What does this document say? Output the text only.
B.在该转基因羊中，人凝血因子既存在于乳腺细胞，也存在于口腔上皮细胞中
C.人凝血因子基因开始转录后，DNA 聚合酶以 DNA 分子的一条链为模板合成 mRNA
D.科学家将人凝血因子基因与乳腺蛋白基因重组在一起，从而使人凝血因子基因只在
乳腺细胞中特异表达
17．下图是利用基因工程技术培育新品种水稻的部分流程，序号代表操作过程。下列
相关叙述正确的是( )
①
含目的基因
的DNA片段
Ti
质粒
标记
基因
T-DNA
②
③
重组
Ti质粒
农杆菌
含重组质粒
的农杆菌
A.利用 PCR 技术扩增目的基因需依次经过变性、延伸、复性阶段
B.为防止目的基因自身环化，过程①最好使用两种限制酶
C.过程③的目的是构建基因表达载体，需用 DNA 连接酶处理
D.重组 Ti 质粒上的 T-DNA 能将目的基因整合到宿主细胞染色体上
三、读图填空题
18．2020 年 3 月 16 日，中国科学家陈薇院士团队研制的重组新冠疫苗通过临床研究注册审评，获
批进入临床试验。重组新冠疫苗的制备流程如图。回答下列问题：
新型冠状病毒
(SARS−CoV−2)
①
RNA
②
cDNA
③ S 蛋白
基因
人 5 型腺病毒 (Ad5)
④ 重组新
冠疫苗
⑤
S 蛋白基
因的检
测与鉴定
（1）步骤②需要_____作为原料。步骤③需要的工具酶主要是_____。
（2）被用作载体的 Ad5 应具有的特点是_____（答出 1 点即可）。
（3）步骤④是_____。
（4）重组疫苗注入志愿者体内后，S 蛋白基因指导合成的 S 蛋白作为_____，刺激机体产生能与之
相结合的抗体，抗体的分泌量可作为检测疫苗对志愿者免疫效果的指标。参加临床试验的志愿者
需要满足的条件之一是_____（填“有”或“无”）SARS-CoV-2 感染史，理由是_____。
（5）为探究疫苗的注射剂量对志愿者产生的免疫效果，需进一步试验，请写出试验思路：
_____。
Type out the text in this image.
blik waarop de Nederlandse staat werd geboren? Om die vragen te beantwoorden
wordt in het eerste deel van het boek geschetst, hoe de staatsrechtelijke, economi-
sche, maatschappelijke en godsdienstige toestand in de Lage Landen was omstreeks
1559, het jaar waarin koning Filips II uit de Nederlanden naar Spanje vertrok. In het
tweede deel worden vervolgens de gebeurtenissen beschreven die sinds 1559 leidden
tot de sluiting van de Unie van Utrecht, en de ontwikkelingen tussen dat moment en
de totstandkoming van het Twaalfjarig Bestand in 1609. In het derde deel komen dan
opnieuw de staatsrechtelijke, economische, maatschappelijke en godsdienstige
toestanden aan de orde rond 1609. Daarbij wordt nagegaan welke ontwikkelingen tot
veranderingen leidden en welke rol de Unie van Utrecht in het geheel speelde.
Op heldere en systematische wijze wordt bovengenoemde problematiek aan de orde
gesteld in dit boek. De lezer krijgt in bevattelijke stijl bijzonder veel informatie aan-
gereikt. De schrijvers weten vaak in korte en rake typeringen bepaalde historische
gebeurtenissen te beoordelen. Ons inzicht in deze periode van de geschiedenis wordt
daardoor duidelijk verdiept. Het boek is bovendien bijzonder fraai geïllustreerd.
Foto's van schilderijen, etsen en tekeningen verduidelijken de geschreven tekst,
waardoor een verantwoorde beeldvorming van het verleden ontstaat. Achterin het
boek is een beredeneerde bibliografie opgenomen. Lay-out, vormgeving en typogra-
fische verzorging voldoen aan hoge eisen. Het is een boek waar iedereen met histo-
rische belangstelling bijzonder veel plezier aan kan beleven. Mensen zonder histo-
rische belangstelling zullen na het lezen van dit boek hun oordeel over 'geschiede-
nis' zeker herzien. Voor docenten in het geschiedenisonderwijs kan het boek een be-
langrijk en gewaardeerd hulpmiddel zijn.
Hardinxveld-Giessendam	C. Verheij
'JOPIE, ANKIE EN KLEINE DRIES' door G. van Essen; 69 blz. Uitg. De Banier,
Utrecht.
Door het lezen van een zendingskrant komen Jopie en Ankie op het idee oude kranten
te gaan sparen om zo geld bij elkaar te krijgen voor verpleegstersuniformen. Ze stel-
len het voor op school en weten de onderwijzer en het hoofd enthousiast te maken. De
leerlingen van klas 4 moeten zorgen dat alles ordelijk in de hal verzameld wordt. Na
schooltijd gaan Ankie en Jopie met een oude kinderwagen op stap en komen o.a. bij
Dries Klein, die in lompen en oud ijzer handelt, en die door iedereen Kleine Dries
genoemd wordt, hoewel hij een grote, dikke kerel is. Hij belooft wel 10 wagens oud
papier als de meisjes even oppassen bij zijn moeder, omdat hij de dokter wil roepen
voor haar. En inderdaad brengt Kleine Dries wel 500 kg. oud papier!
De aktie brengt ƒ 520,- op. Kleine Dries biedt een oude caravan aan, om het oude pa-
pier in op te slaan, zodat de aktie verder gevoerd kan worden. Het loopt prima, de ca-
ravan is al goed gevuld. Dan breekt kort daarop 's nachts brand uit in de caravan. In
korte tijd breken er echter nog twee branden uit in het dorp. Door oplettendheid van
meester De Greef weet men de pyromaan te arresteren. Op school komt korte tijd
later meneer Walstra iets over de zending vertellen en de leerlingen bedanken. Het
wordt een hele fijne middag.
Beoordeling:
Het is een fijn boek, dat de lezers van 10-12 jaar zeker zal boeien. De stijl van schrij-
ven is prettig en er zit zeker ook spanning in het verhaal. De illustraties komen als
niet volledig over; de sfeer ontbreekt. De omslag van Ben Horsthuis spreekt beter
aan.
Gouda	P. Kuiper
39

### Work request
Copy out every line of the listing that includes the string "godsdienstige".

### Reply
sche, maatschappelijke en godsdienstige toestand in de Lage Landen was omstreeks
opnieuw de staatsrechtelijke, economische, maatschappelijke en godsdienstige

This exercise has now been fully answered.